● GIVEN PROBLEM
Pull every line holding the string "términos" from the records below.

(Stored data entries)
** Begin **
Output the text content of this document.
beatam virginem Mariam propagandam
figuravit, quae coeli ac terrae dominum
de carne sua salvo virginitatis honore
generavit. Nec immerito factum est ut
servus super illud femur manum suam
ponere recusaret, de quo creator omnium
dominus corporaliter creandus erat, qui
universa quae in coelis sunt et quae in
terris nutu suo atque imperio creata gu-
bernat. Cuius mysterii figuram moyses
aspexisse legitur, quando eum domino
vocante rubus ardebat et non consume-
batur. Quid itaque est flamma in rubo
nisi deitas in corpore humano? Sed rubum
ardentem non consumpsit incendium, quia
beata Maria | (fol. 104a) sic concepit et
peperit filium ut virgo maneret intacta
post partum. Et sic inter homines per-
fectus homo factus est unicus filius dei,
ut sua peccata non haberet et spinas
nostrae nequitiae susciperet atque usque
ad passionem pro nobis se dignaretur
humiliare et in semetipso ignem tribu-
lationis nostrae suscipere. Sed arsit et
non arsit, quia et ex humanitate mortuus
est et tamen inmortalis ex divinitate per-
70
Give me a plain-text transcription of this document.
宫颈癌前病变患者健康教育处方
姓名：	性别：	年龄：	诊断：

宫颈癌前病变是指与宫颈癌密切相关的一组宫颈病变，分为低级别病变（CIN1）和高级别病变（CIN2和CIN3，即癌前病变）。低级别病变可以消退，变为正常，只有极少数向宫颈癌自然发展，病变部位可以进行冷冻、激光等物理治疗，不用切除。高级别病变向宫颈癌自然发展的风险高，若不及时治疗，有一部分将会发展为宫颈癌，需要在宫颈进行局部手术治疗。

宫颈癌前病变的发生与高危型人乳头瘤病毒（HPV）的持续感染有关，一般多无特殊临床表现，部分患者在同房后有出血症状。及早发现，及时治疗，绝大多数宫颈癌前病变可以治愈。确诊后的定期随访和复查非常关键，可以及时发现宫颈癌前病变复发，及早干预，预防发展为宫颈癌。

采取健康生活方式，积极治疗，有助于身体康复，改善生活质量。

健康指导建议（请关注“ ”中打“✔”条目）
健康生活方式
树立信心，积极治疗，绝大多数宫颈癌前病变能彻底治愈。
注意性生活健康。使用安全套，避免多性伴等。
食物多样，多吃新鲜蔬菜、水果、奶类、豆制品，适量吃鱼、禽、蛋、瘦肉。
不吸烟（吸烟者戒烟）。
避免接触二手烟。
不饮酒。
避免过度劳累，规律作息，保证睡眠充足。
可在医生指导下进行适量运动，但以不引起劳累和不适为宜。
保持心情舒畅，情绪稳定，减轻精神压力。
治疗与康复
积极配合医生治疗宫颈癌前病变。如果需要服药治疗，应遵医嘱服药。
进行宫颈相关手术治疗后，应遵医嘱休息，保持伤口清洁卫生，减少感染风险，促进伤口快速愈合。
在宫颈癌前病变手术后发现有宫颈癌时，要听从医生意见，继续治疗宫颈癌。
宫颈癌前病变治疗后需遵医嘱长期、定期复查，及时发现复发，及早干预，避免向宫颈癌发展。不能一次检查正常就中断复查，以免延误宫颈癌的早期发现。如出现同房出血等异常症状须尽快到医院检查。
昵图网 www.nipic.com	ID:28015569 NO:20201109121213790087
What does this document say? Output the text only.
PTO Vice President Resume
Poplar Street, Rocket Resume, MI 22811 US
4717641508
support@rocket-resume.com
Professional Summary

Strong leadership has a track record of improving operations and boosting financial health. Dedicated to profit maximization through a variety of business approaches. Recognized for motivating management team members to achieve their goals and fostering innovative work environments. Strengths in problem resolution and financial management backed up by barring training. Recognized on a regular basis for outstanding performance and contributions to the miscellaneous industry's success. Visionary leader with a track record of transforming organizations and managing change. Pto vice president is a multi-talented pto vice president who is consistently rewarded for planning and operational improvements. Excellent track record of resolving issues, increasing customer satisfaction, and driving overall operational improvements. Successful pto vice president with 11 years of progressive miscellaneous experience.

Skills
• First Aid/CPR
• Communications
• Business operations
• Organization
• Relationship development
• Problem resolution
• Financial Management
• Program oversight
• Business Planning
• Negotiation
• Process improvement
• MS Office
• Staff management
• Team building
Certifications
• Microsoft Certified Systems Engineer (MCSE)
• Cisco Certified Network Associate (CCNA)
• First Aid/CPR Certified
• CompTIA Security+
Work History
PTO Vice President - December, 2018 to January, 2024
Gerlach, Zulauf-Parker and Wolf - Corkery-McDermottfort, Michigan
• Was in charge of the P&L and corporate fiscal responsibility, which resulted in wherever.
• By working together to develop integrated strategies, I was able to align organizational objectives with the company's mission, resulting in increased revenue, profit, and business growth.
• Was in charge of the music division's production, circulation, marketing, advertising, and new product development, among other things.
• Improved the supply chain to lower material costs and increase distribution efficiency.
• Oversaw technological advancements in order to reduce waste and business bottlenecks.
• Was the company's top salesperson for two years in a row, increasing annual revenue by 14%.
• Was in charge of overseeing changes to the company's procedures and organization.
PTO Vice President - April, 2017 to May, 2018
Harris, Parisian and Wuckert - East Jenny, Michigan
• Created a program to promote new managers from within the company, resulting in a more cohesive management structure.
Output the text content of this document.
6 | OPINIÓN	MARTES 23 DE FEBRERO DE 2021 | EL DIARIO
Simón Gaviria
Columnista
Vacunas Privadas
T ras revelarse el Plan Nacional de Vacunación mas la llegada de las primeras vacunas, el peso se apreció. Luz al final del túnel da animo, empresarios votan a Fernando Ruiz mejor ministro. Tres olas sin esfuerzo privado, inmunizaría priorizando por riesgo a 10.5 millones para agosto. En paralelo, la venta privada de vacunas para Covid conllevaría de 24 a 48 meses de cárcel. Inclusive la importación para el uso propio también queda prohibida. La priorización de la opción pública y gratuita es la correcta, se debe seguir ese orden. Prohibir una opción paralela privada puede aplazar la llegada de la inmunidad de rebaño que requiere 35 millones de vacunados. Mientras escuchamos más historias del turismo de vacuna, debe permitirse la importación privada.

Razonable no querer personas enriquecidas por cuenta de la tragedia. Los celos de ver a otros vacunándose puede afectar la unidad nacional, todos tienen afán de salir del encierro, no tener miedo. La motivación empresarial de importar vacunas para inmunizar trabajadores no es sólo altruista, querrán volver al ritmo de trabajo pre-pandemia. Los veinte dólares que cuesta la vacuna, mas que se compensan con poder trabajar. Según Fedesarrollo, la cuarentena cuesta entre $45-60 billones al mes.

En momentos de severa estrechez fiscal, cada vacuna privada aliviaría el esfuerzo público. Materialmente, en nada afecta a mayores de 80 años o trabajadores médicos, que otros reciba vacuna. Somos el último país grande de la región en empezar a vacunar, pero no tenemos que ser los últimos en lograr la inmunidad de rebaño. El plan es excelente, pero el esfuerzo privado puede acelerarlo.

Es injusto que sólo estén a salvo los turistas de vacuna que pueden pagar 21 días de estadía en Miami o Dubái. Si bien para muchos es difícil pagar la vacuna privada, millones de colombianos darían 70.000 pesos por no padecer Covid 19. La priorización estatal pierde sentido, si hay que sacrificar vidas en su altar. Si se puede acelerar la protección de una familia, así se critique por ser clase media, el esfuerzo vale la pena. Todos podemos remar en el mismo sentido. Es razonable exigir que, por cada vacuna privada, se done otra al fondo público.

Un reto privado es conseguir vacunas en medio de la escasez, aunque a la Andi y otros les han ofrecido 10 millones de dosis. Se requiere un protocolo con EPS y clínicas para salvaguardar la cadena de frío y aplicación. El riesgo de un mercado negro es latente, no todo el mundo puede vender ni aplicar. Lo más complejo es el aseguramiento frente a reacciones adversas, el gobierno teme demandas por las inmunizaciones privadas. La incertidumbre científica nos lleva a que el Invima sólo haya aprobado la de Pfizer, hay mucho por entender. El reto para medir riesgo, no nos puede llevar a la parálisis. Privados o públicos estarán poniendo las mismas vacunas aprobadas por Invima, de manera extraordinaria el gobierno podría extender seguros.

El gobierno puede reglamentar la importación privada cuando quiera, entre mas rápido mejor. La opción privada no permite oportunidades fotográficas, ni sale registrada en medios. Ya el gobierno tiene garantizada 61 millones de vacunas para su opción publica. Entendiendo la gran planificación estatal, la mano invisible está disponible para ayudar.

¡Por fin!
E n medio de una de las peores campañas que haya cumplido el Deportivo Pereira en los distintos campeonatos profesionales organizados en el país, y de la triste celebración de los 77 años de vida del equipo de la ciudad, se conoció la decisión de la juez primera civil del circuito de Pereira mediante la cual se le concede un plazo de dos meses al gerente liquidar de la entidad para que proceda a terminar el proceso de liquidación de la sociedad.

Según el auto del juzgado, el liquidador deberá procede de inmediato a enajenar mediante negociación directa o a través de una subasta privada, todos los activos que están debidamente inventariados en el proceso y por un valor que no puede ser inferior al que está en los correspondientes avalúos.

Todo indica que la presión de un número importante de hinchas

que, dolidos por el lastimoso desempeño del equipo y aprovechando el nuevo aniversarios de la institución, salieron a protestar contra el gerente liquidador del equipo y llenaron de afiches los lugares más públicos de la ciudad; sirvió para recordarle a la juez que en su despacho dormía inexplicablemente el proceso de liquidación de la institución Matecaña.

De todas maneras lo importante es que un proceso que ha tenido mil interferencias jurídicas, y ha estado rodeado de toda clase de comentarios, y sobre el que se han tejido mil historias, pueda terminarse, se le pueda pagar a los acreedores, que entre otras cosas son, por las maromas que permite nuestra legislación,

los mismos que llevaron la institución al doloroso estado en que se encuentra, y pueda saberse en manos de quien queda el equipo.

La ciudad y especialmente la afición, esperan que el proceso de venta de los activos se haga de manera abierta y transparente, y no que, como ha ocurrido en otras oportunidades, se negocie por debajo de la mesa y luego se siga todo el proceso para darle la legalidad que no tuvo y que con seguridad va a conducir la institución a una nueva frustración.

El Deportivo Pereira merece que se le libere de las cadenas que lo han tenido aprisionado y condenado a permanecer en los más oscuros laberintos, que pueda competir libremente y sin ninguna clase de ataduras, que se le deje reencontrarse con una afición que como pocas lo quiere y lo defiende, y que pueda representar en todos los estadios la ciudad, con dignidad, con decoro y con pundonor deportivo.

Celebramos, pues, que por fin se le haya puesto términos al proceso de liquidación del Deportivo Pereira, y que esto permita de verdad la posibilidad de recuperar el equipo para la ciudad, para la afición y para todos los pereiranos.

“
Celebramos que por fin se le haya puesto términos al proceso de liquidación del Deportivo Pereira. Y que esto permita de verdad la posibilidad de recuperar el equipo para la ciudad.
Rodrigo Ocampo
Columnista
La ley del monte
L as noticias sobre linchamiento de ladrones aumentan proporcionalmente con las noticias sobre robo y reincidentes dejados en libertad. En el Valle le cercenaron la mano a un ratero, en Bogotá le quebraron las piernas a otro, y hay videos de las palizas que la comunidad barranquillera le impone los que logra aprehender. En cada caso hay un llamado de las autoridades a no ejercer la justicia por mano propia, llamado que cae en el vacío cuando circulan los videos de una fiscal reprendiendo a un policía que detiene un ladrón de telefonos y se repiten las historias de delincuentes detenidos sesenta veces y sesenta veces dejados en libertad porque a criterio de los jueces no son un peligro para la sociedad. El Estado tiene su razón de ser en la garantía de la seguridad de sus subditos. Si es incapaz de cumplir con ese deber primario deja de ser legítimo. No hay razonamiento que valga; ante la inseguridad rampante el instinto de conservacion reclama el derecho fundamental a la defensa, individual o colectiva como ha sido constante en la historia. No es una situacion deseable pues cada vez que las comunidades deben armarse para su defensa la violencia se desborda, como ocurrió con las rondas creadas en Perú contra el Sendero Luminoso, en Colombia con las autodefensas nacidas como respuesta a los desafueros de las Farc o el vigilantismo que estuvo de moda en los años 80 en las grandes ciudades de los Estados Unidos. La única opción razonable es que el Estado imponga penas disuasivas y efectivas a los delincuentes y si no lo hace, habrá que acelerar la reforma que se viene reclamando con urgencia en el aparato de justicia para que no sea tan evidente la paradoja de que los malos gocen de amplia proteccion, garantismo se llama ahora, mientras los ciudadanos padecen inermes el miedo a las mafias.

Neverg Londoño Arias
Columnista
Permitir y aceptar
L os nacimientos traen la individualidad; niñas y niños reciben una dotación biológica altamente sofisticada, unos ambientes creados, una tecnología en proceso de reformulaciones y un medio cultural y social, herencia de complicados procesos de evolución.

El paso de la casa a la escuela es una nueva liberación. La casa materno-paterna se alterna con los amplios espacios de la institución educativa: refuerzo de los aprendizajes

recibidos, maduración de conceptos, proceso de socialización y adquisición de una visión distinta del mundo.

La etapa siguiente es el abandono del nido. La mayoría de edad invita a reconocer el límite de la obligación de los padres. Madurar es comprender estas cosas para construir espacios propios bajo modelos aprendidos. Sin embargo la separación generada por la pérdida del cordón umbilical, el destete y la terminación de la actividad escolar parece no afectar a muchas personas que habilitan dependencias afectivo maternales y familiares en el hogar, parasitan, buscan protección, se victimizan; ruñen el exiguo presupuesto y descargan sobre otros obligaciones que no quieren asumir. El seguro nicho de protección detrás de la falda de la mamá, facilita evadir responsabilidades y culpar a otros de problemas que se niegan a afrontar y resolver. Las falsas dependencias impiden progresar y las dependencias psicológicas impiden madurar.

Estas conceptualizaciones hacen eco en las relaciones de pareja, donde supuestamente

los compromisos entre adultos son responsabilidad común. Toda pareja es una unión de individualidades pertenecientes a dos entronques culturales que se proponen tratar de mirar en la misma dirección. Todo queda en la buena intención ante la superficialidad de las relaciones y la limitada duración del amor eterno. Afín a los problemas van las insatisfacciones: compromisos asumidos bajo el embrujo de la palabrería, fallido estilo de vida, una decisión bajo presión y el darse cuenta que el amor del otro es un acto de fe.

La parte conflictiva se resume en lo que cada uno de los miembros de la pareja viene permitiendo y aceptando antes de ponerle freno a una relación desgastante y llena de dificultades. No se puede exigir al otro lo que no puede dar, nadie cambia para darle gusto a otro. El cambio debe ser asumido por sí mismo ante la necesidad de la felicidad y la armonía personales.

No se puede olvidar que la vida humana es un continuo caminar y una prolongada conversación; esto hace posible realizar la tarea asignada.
** End **
● WORKED ANSWER
Celebramos, pues, que por fin se le haya puesto términos al proceso de liquidación del Deportivo Pereira, y que esto permita de verdad la posibilidad de recuperar el equipo para la ciudad, para la afición y para todos los pereiranos.
Celebramos que por fin se le haya puesto términos al proceso de liquidación del Deportivo Pereira. Y que esto permita de verdad la posibilidad de recuperar el equipo para la ciudad.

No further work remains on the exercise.